== RAW RECORDS ==

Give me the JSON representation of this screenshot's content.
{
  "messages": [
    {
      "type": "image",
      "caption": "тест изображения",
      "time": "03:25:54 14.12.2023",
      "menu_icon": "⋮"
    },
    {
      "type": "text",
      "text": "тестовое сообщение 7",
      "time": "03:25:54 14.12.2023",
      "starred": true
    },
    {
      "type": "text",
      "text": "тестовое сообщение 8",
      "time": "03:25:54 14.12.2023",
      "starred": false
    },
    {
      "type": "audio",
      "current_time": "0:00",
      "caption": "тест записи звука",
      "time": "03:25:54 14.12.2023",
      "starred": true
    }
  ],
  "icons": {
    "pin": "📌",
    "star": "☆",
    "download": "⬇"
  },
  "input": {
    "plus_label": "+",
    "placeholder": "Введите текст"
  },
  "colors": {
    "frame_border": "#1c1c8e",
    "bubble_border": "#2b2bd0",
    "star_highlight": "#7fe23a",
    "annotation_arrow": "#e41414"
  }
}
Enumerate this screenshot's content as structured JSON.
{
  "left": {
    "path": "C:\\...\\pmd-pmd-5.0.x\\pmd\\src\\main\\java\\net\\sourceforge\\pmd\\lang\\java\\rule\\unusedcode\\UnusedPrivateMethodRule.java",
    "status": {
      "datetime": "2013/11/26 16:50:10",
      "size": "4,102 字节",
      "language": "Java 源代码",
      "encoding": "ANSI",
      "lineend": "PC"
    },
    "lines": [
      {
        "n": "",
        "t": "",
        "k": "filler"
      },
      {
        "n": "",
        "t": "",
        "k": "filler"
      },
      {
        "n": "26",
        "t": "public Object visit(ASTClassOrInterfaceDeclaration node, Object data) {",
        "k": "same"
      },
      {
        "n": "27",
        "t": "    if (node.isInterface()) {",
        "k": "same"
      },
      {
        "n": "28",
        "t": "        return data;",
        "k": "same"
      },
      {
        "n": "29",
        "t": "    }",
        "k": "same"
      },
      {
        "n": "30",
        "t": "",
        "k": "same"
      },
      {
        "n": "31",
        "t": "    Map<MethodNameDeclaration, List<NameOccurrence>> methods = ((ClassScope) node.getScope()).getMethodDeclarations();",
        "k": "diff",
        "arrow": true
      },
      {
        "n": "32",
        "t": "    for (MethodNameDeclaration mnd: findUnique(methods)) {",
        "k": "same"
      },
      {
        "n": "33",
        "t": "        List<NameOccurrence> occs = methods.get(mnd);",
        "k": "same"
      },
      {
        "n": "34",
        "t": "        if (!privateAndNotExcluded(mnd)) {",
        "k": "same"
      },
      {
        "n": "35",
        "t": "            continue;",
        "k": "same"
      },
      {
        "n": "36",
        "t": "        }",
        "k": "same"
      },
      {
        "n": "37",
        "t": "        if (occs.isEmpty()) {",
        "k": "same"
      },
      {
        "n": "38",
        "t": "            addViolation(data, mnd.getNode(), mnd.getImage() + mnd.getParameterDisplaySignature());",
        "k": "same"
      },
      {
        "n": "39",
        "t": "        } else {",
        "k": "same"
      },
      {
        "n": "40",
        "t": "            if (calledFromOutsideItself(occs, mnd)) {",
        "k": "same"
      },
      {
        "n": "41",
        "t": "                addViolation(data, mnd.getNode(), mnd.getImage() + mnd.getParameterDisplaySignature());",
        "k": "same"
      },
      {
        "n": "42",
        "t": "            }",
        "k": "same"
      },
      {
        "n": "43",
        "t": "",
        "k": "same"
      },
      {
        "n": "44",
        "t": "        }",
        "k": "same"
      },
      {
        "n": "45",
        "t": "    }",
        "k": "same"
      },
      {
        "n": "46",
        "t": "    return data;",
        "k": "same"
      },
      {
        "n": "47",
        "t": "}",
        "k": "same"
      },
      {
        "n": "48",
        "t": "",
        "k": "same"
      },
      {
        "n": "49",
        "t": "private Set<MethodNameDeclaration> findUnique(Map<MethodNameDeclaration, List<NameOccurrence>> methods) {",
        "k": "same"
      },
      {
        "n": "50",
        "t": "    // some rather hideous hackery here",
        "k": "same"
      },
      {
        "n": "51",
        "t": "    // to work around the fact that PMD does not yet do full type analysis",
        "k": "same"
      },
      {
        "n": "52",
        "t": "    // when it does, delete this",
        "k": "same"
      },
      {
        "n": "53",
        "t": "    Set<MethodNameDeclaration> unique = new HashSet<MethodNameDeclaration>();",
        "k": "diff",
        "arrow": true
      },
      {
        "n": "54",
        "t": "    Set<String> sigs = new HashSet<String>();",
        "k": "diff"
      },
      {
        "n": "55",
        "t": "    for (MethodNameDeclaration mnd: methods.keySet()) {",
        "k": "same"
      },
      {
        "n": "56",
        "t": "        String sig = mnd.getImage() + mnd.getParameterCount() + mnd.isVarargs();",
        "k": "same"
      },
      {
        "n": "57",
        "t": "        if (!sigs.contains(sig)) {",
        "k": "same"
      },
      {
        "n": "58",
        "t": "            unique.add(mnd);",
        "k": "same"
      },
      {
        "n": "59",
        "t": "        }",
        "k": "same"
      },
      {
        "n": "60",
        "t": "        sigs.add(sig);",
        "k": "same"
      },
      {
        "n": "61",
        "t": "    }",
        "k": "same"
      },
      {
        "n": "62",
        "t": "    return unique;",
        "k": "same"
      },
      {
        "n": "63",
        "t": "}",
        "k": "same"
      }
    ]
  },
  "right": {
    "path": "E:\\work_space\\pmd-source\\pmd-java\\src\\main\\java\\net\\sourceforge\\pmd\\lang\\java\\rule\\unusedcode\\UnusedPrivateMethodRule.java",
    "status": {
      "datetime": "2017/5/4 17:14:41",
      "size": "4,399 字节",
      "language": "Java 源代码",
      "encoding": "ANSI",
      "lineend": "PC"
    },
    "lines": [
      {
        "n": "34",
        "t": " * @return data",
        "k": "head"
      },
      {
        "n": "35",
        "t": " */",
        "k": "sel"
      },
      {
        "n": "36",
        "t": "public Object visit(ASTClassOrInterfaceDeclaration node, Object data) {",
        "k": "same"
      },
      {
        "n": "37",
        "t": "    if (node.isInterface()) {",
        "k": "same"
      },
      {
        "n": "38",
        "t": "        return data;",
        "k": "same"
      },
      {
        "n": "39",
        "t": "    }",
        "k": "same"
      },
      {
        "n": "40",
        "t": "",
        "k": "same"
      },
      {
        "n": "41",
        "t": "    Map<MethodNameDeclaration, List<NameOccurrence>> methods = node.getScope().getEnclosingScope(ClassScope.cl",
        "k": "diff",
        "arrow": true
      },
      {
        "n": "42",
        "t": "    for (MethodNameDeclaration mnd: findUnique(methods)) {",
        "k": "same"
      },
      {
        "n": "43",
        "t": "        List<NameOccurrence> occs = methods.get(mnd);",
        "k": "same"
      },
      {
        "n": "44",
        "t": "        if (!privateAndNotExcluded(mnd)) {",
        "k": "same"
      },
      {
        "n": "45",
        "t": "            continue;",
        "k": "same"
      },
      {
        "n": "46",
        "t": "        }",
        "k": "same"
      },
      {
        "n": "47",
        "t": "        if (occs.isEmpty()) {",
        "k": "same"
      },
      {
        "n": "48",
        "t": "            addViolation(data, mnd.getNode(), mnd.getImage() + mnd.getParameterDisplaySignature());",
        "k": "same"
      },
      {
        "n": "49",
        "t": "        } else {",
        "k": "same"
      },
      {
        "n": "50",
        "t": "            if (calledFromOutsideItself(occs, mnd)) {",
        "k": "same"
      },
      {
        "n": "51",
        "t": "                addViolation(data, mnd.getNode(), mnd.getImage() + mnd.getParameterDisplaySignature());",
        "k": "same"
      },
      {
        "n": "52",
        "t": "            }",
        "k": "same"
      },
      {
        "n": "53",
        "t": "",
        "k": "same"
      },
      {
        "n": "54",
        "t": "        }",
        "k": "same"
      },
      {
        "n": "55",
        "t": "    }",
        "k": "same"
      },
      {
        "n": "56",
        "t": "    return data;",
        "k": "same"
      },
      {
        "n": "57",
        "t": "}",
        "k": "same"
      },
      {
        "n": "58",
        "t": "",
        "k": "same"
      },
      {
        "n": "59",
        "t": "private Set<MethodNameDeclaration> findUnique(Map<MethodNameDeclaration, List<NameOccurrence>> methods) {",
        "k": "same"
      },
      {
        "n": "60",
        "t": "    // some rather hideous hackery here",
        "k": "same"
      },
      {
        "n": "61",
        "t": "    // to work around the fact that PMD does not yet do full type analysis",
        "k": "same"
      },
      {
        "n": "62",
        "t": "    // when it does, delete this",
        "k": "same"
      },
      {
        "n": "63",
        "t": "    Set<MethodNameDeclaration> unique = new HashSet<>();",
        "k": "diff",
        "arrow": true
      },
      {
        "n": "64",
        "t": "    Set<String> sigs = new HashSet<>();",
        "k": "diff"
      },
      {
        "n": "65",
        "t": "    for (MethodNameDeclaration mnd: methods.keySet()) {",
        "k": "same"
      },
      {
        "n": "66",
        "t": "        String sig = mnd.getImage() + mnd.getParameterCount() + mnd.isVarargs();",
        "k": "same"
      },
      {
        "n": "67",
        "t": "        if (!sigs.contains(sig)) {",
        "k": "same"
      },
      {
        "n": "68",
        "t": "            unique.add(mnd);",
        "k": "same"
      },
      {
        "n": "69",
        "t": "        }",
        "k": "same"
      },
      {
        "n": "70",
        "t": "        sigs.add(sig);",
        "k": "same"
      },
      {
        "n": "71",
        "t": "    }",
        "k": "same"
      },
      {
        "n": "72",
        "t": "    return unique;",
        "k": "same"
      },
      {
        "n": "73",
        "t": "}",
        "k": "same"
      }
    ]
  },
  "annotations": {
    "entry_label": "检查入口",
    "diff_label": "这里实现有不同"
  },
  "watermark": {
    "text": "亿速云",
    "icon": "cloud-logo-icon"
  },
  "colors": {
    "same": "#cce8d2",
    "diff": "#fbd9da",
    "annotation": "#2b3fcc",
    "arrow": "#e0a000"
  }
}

===

Answer with one number: how many lines in the listing hold "content".

2